* [BRIEF] Omit the pictures found among the records and print everything else exactly as it stands.

* [RECORD EXTRACTS]
□ □ □ □

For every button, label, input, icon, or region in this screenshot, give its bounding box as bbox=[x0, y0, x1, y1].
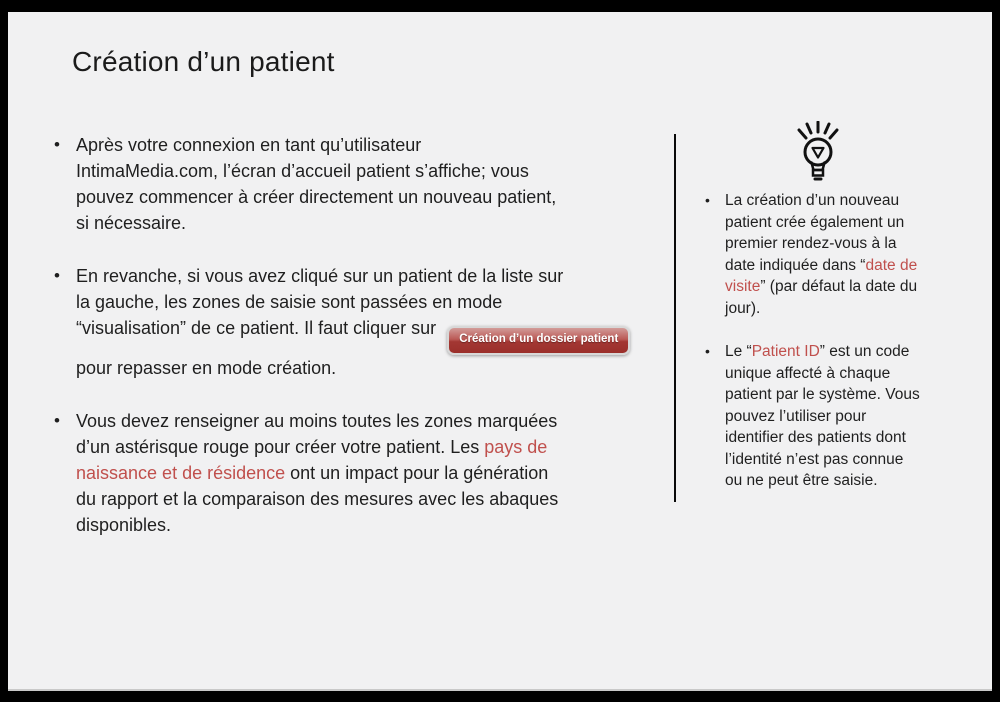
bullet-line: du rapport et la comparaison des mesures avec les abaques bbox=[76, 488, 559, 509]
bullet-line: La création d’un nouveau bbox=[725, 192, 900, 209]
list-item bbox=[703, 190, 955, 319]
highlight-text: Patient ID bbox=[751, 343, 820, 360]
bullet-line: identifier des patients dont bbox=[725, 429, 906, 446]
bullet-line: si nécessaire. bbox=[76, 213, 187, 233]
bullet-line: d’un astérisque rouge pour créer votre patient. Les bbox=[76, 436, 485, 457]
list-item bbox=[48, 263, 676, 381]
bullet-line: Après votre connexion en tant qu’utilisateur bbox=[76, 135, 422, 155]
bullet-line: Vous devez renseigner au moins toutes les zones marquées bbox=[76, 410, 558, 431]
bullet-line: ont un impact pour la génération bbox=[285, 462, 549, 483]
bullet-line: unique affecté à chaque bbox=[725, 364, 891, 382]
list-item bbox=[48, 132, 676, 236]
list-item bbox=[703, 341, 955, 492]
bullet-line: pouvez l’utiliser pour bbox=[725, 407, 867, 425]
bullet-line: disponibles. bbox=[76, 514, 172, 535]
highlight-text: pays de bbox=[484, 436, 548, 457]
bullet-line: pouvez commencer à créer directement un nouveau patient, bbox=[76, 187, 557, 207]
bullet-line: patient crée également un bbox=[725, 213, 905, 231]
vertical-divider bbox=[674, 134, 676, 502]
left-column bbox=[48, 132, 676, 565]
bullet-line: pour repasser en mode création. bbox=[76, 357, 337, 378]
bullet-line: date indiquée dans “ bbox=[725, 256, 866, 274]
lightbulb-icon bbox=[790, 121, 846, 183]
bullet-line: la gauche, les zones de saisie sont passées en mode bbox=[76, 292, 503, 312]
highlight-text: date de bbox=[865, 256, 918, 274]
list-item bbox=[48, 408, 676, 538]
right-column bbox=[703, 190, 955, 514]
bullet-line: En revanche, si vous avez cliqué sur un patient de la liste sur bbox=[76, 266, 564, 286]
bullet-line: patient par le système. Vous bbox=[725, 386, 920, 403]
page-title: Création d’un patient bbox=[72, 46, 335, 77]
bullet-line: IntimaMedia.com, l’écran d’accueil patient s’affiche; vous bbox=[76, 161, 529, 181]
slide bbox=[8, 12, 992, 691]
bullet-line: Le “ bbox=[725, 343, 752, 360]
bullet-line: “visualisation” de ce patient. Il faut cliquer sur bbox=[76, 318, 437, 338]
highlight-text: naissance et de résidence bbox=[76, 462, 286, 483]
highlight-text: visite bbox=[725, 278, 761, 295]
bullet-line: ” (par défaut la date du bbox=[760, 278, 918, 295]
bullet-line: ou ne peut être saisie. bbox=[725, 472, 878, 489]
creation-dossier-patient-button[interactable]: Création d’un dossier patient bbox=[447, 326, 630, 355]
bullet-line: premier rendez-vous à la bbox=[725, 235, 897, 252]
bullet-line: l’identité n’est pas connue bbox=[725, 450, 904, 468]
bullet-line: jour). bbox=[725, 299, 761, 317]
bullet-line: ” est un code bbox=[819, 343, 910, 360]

□ □ □ □

* [TASK RESULT]
For every button, label, input, icon, or region in this screenshot, give its bounding box as bbox=[x0, y0, x1, y1].
bullet-line: du rapport et la comparaison des mesures avec les abaques bbox=[76, 488, 559, 509]
bullet-line: La création d’un nouveau bbox=[725, 192, 900, 209]
list-item bbox=[703, 190, 955, 319]
highlight-text: Patient ID bbox=[751, 343, 820, 360]
bullet-line: identifier des patients dont bbox=[725, 429, 906, 446]
bullet-line: si nécessaire. bbox=[76, 213, 187, 233]
bullet-line: d’un astérisque rouge pour créer votre patient. Les bbox=[76, 436, 485, 457]
list-item bbox=[48, 263, 676, 381]
bullet-line: Après votre connexion en tant qu’utilisateur bbox=[76, 135, 422, 155]
bullet-line: Vous devez renseigner au moins toutes les zones marquées bbox=[76, 410, 558, 431]
bullet-line: ont un impact pour la génération bbox=[285, 462, 549, 483]
bullet-line: unique affecté à chaque bbox=[725, 364, 891, 382]
list-item bbox=[48, 132, 676, 236]
list-item bbox=[703, 341, 955, 492]
bullet-line: pouvez l’utiliser pour bbox=[725, 407, 867, 425]
bullet-line: disponibles. bbox=[76, 514, 172, 535]
highlight-text: pays de bbox=[484, 436, 548, 457]
bullet-line: pouvez commencer à créer directement un nouveau patient, bbox=[76, 187, 557, 207]
bullet-line: patient crée également un bbox=[725, 213, 905, 231]
vertical-divider bbox=[674, 134, 676, 502]
left-column bbox=[48, 132, 676, 565]
bullet-line: pour repasser en mode création. bbox=[76, 357, 337, 378]
bullet-line: date indiquée dans “ bbox=[725, 256, 866, 274]
lightbulb-icon bbox=[790, 121, 846, 183]
bullet-line: la gauche, les zones de saisie sont passées en mode bbox=[76, 292, 503, 312]
highlight-text: date de bbox=[865, 256, 918, 274]
list-item bbox=[48, 408, 676, 538]
right-column bbox=[703, 190, 955, 514]
bullet-line: En revanche, si vous avez cliqué sur un patient de la liste sur bbox=[76, 266, 564, 286]
bullet-line: patient par le système. Vous bbox=[725, 386, 920, 403]
page-title: Création d’un patient bbox=[72, 46, 335, 77]
bullet-line: IntimaMedia.com, l’écran d’accueil patient s’affiche; vous bbox=[76, 161, 529, 181]
slide bbox=[8, 12, 992, 691]
bullet-line: Le “ bbox=[725, 343, 752, 360]
bullet-line: “visualisation” de ce patient. Il faut cliquer sur bbox=[76, 318, 437, 338]
highlight-text: naissance et de résidence bbox=[76, 462, 286, 483]
highlight-text: visite bbox=[725, 278, 761, 295]
bullet-line: ” (par défaut la date du bbox=[760, 278, 918, 295]
bullet-line: ou ne peut être saisie. bbox=[725, 472, 878, 489]
creation-dossier-patient-button[interactable]: Création d’un dossier patient bbox=[447, 326, 630, 355]
bullet-line: premier rendez-vous à la bbox=[725, 235, 897, 252]
bullet-line: l’identité n’est pas connue bbox=[725, 450, 904, 468]
bullet-line: jour). bbox=[725, 299, 761, 317]
bullet-line: ” est un code bbox=[819, 343, 910, 360]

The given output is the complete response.